SHORT EXERCISE:
Identify each line below that contains the word "号固定型辙叉", and copy it out.
-------- MATERIALS PROVIDED --------
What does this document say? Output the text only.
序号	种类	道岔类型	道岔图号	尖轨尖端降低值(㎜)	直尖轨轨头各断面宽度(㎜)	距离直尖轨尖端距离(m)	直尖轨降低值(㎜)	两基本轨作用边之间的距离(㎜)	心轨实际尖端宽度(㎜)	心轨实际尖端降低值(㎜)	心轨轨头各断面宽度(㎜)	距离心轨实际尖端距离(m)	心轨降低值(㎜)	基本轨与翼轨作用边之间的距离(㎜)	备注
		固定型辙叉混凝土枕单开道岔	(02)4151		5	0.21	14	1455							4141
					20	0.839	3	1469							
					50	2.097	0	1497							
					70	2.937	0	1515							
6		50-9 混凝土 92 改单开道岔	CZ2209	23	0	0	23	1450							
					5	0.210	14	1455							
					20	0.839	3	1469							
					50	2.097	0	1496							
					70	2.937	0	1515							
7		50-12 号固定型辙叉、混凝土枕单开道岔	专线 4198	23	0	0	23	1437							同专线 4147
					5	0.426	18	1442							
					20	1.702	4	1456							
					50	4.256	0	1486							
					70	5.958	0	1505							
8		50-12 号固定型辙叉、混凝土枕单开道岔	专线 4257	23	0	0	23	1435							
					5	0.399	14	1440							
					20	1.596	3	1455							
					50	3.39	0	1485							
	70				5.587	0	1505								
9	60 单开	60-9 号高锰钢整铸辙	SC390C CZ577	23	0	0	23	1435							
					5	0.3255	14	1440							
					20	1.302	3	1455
--------
CORRECT ANSWER:
7		50-12 号固定型辙叉、混凝土枕单开道岔	专线 4198	23	0	0	23	1437							同专线 4147
8		50-12 号固定型辙叉、混凝土枕单开道岔	专线 4257	23	0	0	23	1435							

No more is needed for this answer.